Restate each of the lines given below, word for word.

»»

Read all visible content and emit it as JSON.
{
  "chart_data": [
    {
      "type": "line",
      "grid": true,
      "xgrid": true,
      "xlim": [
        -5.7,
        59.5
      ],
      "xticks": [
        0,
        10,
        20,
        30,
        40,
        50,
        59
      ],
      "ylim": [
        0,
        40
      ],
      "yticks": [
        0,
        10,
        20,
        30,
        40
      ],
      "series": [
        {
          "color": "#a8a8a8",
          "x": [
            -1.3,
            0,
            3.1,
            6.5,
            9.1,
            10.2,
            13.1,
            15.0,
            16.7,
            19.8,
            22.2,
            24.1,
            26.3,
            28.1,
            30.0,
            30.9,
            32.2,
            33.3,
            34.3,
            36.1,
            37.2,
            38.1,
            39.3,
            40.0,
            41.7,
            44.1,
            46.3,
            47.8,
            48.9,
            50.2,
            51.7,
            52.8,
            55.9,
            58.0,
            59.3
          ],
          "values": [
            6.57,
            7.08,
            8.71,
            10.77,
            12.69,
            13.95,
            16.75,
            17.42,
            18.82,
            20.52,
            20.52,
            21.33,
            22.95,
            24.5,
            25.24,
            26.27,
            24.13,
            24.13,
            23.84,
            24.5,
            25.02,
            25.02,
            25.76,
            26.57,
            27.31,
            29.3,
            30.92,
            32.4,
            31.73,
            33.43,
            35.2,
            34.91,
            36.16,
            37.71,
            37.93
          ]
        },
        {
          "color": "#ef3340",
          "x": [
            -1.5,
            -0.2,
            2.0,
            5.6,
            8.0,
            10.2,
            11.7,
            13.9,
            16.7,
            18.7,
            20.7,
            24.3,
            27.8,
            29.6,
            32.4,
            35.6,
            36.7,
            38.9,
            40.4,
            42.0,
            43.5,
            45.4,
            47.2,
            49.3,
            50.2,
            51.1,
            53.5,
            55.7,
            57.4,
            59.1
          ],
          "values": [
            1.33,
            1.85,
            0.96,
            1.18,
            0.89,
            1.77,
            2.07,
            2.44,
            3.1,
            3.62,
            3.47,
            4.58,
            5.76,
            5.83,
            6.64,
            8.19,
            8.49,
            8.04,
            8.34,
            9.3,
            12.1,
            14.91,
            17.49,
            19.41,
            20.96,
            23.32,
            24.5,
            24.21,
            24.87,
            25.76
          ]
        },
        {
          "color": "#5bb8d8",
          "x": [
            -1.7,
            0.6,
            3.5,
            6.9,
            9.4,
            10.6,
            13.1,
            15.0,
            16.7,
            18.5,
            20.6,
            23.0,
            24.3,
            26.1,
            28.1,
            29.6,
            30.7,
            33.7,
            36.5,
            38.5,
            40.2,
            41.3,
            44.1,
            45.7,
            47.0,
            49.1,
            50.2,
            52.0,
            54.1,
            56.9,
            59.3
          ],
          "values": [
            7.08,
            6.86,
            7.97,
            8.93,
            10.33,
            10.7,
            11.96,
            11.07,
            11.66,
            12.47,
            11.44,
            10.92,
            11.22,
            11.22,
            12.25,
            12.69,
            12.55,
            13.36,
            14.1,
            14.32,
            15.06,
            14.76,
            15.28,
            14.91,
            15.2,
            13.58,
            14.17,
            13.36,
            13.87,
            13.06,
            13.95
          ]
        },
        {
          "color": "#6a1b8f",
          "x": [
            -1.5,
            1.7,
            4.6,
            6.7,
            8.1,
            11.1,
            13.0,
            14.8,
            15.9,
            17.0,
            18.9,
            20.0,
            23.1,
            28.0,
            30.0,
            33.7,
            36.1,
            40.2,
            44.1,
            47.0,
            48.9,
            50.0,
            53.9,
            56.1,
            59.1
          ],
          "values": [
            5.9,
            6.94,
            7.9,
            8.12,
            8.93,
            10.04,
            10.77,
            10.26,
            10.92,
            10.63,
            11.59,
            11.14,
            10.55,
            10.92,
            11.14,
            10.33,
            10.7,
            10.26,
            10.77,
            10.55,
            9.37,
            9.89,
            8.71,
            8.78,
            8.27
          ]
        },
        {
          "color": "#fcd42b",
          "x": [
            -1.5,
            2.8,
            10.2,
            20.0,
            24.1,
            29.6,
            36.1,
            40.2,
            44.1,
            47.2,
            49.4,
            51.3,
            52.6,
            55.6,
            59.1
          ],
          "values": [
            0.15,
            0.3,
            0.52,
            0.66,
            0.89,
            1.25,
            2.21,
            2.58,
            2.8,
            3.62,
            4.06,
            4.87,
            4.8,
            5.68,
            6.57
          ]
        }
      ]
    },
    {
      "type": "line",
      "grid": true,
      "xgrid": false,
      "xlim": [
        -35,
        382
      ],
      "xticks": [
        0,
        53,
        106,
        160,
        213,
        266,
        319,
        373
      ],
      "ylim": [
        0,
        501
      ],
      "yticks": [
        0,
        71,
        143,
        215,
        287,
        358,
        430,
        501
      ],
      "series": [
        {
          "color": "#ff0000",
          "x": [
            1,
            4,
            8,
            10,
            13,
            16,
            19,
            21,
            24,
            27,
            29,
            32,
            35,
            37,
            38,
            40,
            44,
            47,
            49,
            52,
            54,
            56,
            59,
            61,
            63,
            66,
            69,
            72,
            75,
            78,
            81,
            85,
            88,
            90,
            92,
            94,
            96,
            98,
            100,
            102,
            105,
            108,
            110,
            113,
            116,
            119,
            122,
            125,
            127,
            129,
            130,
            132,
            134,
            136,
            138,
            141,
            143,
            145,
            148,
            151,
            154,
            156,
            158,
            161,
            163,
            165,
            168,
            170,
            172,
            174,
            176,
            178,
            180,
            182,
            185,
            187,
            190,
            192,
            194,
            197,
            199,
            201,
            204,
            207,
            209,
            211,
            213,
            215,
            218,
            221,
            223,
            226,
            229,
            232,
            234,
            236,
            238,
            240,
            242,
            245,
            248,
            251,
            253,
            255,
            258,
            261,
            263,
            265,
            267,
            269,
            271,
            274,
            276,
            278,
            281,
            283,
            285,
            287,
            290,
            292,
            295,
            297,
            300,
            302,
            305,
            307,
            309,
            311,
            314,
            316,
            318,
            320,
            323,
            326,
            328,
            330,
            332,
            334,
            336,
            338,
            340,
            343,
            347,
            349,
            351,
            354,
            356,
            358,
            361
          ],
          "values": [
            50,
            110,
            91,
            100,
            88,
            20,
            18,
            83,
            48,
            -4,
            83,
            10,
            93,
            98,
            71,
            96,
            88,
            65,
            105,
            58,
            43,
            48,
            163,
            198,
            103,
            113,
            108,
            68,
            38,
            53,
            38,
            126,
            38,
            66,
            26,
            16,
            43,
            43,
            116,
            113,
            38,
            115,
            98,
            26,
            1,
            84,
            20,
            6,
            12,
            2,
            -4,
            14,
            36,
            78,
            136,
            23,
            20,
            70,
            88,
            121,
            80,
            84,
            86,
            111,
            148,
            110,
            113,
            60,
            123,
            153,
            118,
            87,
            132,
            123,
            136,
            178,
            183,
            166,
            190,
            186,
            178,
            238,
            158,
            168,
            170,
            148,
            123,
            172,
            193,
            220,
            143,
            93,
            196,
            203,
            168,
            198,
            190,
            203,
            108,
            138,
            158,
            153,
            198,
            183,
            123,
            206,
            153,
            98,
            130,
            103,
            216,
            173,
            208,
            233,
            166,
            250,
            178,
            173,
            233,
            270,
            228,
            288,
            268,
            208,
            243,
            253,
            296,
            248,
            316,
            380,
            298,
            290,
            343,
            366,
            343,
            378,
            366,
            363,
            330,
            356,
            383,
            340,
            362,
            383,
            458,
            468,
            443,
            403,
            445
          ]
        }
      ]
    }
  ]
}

««

- Reply -
Read all visible content and emit it as JSON.
{
  "chart_data": [
    {
      "type": "line",
      "grid": true,
      "xgrid": true,
      "xlim": [
        -5.7,
        59.5
      ],
      "xticks": [
        0,
        10,
        20,
        30,
        40,
        50,
        59
      ],
      "ylim": [
        0,
        40
      ],
      "yticks": [
        0,
        10,
        20,
        30,
        40
      ],
      "series": [
        {
          "color": "#a8a8a8",
          "x": [
            -1.3,
            0,
            3.1,
            6.5,
            9.1,
            10.2,
            13.1,
            15.0,
            16.7,
            19.8,
            22.2,
            24.1,
            26.3,
            28.1,
            30.0,
            30.9,
            32.2,
            33.3,
            34.3,
            36.1,
            37.2,
            38.1,
            39.3,
            40.0,
            41.7,
            44.1,
            46.3,
            47.8,
            48.9,
            50.2,
            51.7,
            52.8,
            55.9,
            58.0,
            59.3
          ],
          "values": [
            6.57,
            7.08,
            8.71,
            10.77,
            12.69,
            13.95,
            16.75,
            17.42,
            18.82,
            20.52,
            20.52,
            21.33,
            22.95,
            24.5,
            25.24,
            26.27,
            24.13,
            24.13,
            23.84,
            24.5,
            25.02,
            25.02,
            25.76,
            26.57,
            27.31,
            29.3,
            30.92,
            32.4,
            31.73,
            33.43,
            35.2,
            34.91,
            36.16,
            37.71,
            37.93
          ]
        },
        {
          "color": "#ef3340",
          "x": [
            -1.5,
            -0.2,
            2.0,
            5.6,
            8.0,
            10.2,
            11.7,
            13.9,
            16.7,
            18.7,
            20.7,
            24.3,
            27.8,
            29.6,
            32.4,
            35.6,
            36.7,
            38.9,
            40.4,
            42.0,
            43.5,
            45.4,
            47.2,
            49.3,
            50.2,
            51.1,
            53.5,
            55.7,
            57.4,
            59.1
          ],
          "values": [
            1.33,
            1.85,
            0.96,
            1.18,
            0.89,
            1.77,
            2.07,
            2.44,
            3.1,
            3.62,
            3.47,
            4.58,
            5.76,
            5.83,
            6.64,
            8.19,
            8.49,
            8.04,
            8.34,
            9.3,
            12.1,
            14.91,
            17.49,
            19.41,
            20.96,
            23.32,
            24.5,
            24.21,
            24.87,
            25.76
          ]
        },
        {
          "color": "#5bb8d8",
          "x": [
            -1.7,
            0.6,
            3.5,
            6.9,
            9.4,
            10.6,
            13.1,
            15.0,
            16.7,
            18.5,
            20.6,
            23.0,
            24.3,
            26.1,
            28.1,
            29.6,
            30.7,
            33.7,
            36.5,
            38.5,
            40.2,
            41.3,
            44.1,
            45.7,
            47.0,
            49.1,
            50.2,
            52.0,
            54.1,
            56.9,
            59.3
          ],
          "values": [
            7.08,
            6.86,
            7.97,
            8.93,
            10.33,
            10.7,
            11.96,
            11.07,
            11.66,
            12.47,
            11.44,
            10.92,
            11.22,
            11.22,
            12.25,
            12.69,
            12.55,
            13.36,
            14.1,
            14.32,
            15.06,
            14.76,
            15.28,
            14.91,
            15.2,
            13.58,
            14.17,
            13.36,
            13.87,
            13.06,
            13.95
          ]
        },
        {
          "color": "#6a1b8f",
          "x": [
            -1.5,
            1.7,
            4.6,
            6.7,
            8.1,
            11.1,
            13.0,
            14.8,
            15.9,
            17.0,
            18.9,
            20.0,
            23.1,
            28.0,
            30.0,
            33.7,
            36.1,
            40.2,
            44.1,
            47.0,
            48.9,
            50.0,
            53.9,
            56.1,
            59.1
          ],
          "values": [
            5.9,
            6.94,
            7.9,
            8.12,
            8.93,
            10.04,
            10.77,
            10.26,
            10.92,
            10.63,
            11.59,
            11.14,
            10.55,
            10.92,
            11.14,
            10.33,
            10.7,
            10.26,
            10.77,
            10.55,
            9.37,
            9.89,
            8.71,
            8.78,
            8.27
          ]
        },
        {
          "color": "#fcd42b",
          "x": [
            -1.5,
            2.8,
            10.2,
            20.0,
            24.1,
            29.6,
            36.1,
            40.2,
            44.1,
            47.2,
            49.4,
            51.3,
            52.6,
            55.6,
            59.1
          ],
          "values": [
            0.15,
            0.3,
            0.52,
            0.66,
            0.89,
            1.25,
            2.21,
            2.58,
            2.8,
            3.62,
            4.06,
            4.87,
            4.8,
            5.68,
            6.57
          ]
        }
      ]
    },
    {
      "type": "line",
      "grid": true,
      "xgrid": false,
      "xlim": [
        -35,
        382
      ],
      "xticks": [
        0,
        53,
        106,
        160,
        213,
        266,
        319,
        373
      ],
      "ylim": [
        0,
        501
      ],
      "yticks": [
        0,
        71,
        143,
        215,
        287,
        358,
        430,
        501
      ],
      "series": [
        {
          "color": "#ff0000",
          "x": [
            1,
            4,
            8,
            10,
            13,
            16,
            19,
            21,
            24,
            27,
            29,
            32,
            35,
            37,
            38,
            40,
            44,
            47,
            49,
            52,
            54,
            56,
            59,
            61,
            63,
            66,
            69,
            72,
            75,
            78,
            81,
            85,
            88,
            90,
            92,
            94,
            96,
            98,
            100,
            102,
            105,
            108,
            110,
            113,
            116,
            119,
            122,
            125,
            127,
            129,
            130,
            132,
            134,
            136,
            138,
            141,
            143,
            145,
            148,
            151,
            154,
            156,
            158,
            161,
            163,
            165,
            168,
            170,
            172,
            174,
            176,
            178,
            180,
            182,
            185,
            187,
            190,
            192,
            194,
            197,
            199,
            201,
            204,
            207,
            209,
            211,
            213,
            215,
            218,
            221,
            223,
            226,
            229,
            232,
            234,
            236,
            238,
            240,
            242,
            245,
            248,
            251,
            253,
            255,
            258,
            261,
            263,
            265,
            267,
            269,
            271,
            274,
            276,
            278,
            281,
            283,
            285,
            287,
            290,
            292,
            295,
            297,
            300,
            302,
            305,
            307,
            309,
            311,
            314,
            316,
            318,
            320,
            323,
            326,
            328,
            330,
            332,
            334,
            336,
            338,
            340,
            343,
            347,
            349,
            351,
            354,
            356,
            358,
            361
          ],
          "values": [
            50,
            110,
            91,
            100,
            88,
            20,
            18,
            83,
            48,
            -4,
            83,
            10,
            93,
            98,
            71,
            96,
            88,
            65,
            105,
            58,
            43,
            48,
            163,
            198,
            103,
            113,
            108,
            68,
            38,
            53,
            38,
            126,
            38,
            66,
            26,
            16,
            43,
            43,
            116,
            113,
            38,
            115,
            98,
            26,
            1,
            84,
            20,
            6,
            12,
            2,
            -4,
            14,
            36,
            78,
            136,
            23,
            20,
            70,
            88,
            121,
            80,
            84,
            86,
            111,
            148,
            110,
            113,
            60,
            123,
            153,
            118,
            87,
            132,
            123,
            136,
            178,
            183,
            166,
            190,
            186,
            178,
            238,
            158,
            168,
            170,
            148,
            123,
            172,
            193,
            220,
            143,
            93,
            196,
            203,
            168,
            198,
            190,
            203,
            108,
            138,
            158,
            153,
            198,
            183,
            123,
            206,
            153,
            98,
            130,
            103,
            216,
            173,
            208,
            233,
            166,
            250,
            178,
            173,
            233,
            270,
            228,
            288,
            268,
            208,
            243,
            253,
            296,
            248,
            316,
            380,
            298,
            290,
            343,
            366,
            343,
            378,
            366,
            363,
            330,
            356,
            383,
            340,
            362,
            383,
            458,
            468,
            443,
            403,
            445
          ]
        }
      ]
    }
  ]
}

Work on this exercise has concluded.